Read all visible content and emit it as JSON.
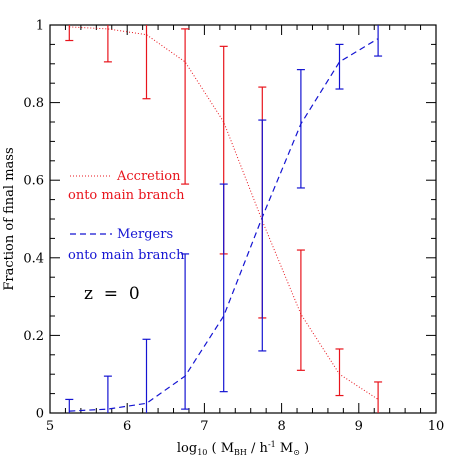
{
  "chart_data": {
    "type": "line",
    "xlabel_main": "log",
    "xlabel_sub": "10",
    "xlabel_open": " ( M",
    "xlabel_bh": "BH",
    "xlabel_mid": " / h",
    "xlabel_sup": "-1",
    "xlabel_msun": " M",
    "xlabel_sun_sym": "⊙",
    "xlabel_close": " )",
    "ylabel": "Fraction of final mass",
    "xlim": [
      5,
      10
    ],
    "ylim": [
      0,
      1
    ],
    "xticks": [
      5,
      6,
      7,
      8,
      9,
      10
    ],
    "yticks": [
      0,
      0.2,
      0.4,
      0.6,
      0.8,
      1
    ],
    "xtick_labels": [
      "5",
      "6",
      "7",
      "8",
      "9",
      "10"
    ],
    "ytick_labels": [
      "0",
      "0.2",
      "0.4",
      "0.6",
      "0.8",
      "1"
    ],
    "annotation": "z  =  0",
    "legend": [
      {
        "line1": "Accretion",
        "line2": "onto main branch",
        "color": "#e8141c",
        "style": "dotted"
      },
      {
        "line1": "Mergers",
        "line2": "onto main branch",
        "color": "#1414d2",
        "style": "dashed"
      }
    ],
    "series": [
      {
        "key": "accretion",
        "color": "#e8141c",
        "style": "dotted",
        "x": [
          5.25,
          5.75,
          6.25,
          6.75,
          7.25,
          7.75,
          8.25,
          8.75,
          9.25
        ],
        "y": [
          0.995,
          0.99,
          0.975,
          0.905,
          0.75,
          0.495,
          0.255,
          0.1,
          0.035
        ]
      },
      {
        "key": "mergers",
        "color": "#1414d2",
        "style": "dashed",
        "x": [
          5.25,
          5.75,
          6.25,
          6.75,
          7.25,
          7.75,
          8.25,
          8.75,
          9.25
        ],
        "y": [
          0.005,
          0.01,
          0.025,
          0.095,
          0.25,
          0.505,
          0.745,
          0.905,
          0.965
        ]
      }
    ],
    "errorbars": [
      {
        "series": "accretion",
        "color": "#e8141c",
        "x": 5.25,
        "low": 0.96,
        "high": 1.0
      },
      {
        "series": "accretion",
        "color": "#e8141c",
        "x": 5.75,
        "low": 0.905,
        "high": 1.0
      },
      {
        "series": "accretion",
        "color": "#e8141c",
        "x": 6.25,
        "low": 0.81,
        "high": 1.0
      },
      {
        "series": "accretion",
        "color": "#e8141c",
        "x": 6.75,
        "low": 0.59,
        "high": 0.99
      },
      {
        "series": "accretion",
        "color": "#e8141c",
        "x": 7.25,
        "low": 0.41,
        "high": 0.945
      },
      {
        "series": "accretion",
        "color": "#e8141c",
        "x": 7.75,
        "low": 0.245,
        "high": 0.84
      },
      {
        "series": "accretion",
        "color": "#e8141c",
        "x": 8.25,
        "low": 0.11,
        "high": 0.42
      },
      {
        "series": "accretion",
        "color": "#e8141c",
        "x": 8.75,
        "low": 0.045,
        "high": 0.165
      },
      {
        "series": "accretion",
        "color": "#e8141c",
        "x": 9.25,
        "low": 0.0,
        "high": 0.08
      },
      {
        "series": "mergers",
        "color": "#1414d2",
        "x": 5.25,
        "low": 0.0,
        "high": 0.035
      },
      {
        "series": "mergers",
        "color": "#1414d2",
        "x": 5.75,
        "low": 0.0,
        "high": 0.095
      },
      {
        "series": "mergers",
        "color": "#1414d2",
        "x": 6.25,
        "low": 0.0,
        "high": 0.19
      },
      {
        "series": "mergers",
        "color": "#1414d2",
        "x": 6.75,
        "low": 0.01,
        "high": 0.41
      },
      {
        "series": "mergers",
        "color": "#1414d2",
        "x": 7.25,
        "low": 0.055,
        "high": 0.59
      },
      {
        "series": "mergers",
        "color": "#1414d2",
        "x": 7.75,
        "low": 0.16,
        "high": 0.755
      },
      {
        "series": "mergers",
        "color": "#1414d2",
        "x": 8.25,
        "low": 0.58,
        "high": 0.885
      },
      {
        "series": "mergers",
        "color": "#1414d2",
        "x": 8.75,
        "low": 0.835,
        "high": 0.95
      },
      {
        "series": "mergers",
        "color": "#1414d2",
        "x": 9.25,
        "low": 0.92,
        "high": 1.0
      }
    ]
  }
}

→ **Your instructions**:
Quote all the lines above exactly as given. Do not include the pictures.

→ **Correct response**:
Read all visible content and emit it as JSON.
{
  "chart_data": {
    "type": "line",
    "xlabel_main": "log",
    "xlabel_sub": "10",
    "xlabel_open": " ( M",
    "xlabel_bh": "BH",
    "xlabel_mid": " / h",
    "xlabel_sup": "-1",
    "xlabel_msun": " M",
    "xlabel_sun_sym": "⊙",
    "xlabel_close": " )",
    "ylabel": "Fraction of final mass",
    "xlim": [
      5,
      10
    ],
    "ylim": [
      0,
      1
    ],
    "xticks": [
      5,
      6,
      7,
      8,
      9,
      10
    ],
    "yticks": [
      0,
      0.2,
      0.4,
      0.6,
      0.8,
      1
    ],
    "xtick_labels": [
      "5",
      "6",
      "7",
      "8",
      "9",
      "10"
    ],
    "ytick_labels": [
      "0",
      "0.2",
      "0.4",
      "0.6",
      "0.8",
      "1"
    ],
    "annotation": "z  =  0",
    "legend": [
      {
        "line1": "Accretion",
        "line2": "onto main branch",
        "color": "#e8141c",
        "style": "dotted"
      },
      {
        "line1": "Mergers",
        "line2": "onto main branch",
        "color": "#1414d2",
        "style": "dashed"
      }
    ],
    "series": [
      {
        "key": "accretion",
        "color": "#e8141c",
        "style": "dotted",
        "x": [
          5.25,
          5.75,
          6.25,
          6.75,
          7.25,
          7.75,
          8.25,
          8.75,
          9.25
        ],
        "y": [
          0.995,
          0.99,
          0.975,
          0.905,
          0.75,
          0.495,
          0.255,
          0.1,
          0.035
        ]
      },
      {
        "key": "mergers",
        "color": "#1414d2",
        "style": "dashed",
        "x": [
          5.25,
          5.75,
          6.25,
          6.75,
          7.25,
          7.75,
          8.25,
          8.75,
          9.25
        ],
        "y": [
          0.005,
          0.01,
          0.025,
          0.095,
          0.25,
          0.505,
          0.745,
          0.905,
          0.965
        ]
      }
    ],
    "errorbars": [
      {
        "series": "accretion",
        "color": "#e8141c",
        "x": 5.25,
        "low": 0.96,
        "high": 1.0
      },
      {
        "series": "accretion",
        "color": "#e8141c",
        "x": 5.75,
        "low": 0.905,
        "high": 1.0
      },
      {
        "series": "accretion",
        "color": "#e8141c",
        "x": 6.25,
        "low": 0.81,
        "high": 1.0
      },
      {
        "series": "accretion",
        "color": "#e8141c",
        "x": 6.75,
        "low": 0.59,
        "high": 0.99
      },
      {
        "series": "accretion",
        "color": "#e8141c",
        "x": 7.25,
        "low": 0.41,
        "high": 0.945
      },
      {
        "series": "accretion",
        "color": "#e8141c",
        "x": 7.75,
        "low": 0.245,
        "high": 0.84
      },
      {
        "series": "accretion",
        "color": "#e8141c",
        "x": 8.25,
        "low": 0.11,
        "high": 0.42
      },
      {
        "series": "accretion",
        "color": "#e8141c",
        "x": 8.75,
        "low": 0.045,
        "high": 0.165
      },
      {
        "series": "accretion",
        "color": "#e8141c",
        "x": 9.25,
        "low": 0.0,
        "high": 0.08
      },
      {
        "series": "mergers",
        "color": "#1414d2",
        "x": 5.25,
        "low": 0.0,
        "high": 0.035
      },
      {
        "series": "mergers",
        "color": "#1414d2",
        "x": 5.75,
        "low": 0.0,
        "high": 0.095
      },
      {
        "series": "mergers",
        "color": "#1414d2",
        "x": 6.25,
        "low": 0.0,
        "high": 0.19
      },
      {
        "series": "mergers",
        "color": "#1414d2",
        "x": 6.75,
        "low": 0.01,
        "high": 0.41
      },
      {
        "series": "mergers",
        "color": "#1414d2",
        "x": 7.25,
        "low": 0.055,
        "high": 0.59
      },
      {
        "series": "mergers",
        "color": "#1414d2",
        "x": 7.75,
        "low": 0.16,
        "high": 0.755
      },
      {
        "series": "mergers",
        "color": "#1414d2",
        "x": 8.25,
        "low": 0.58,
        "high": 0.885
      },
      {
        "series": "mergers",
        "color": "#1414d2",
        "x": 8.75,
        "low": 0.835,
        "high": 0.95
      },
      {
        "series": "mergers",
        "color": "#1414d2",
        "x": 9.25,
        "low": 0.92,
        "high": 1.0
      }
    ]
  }
}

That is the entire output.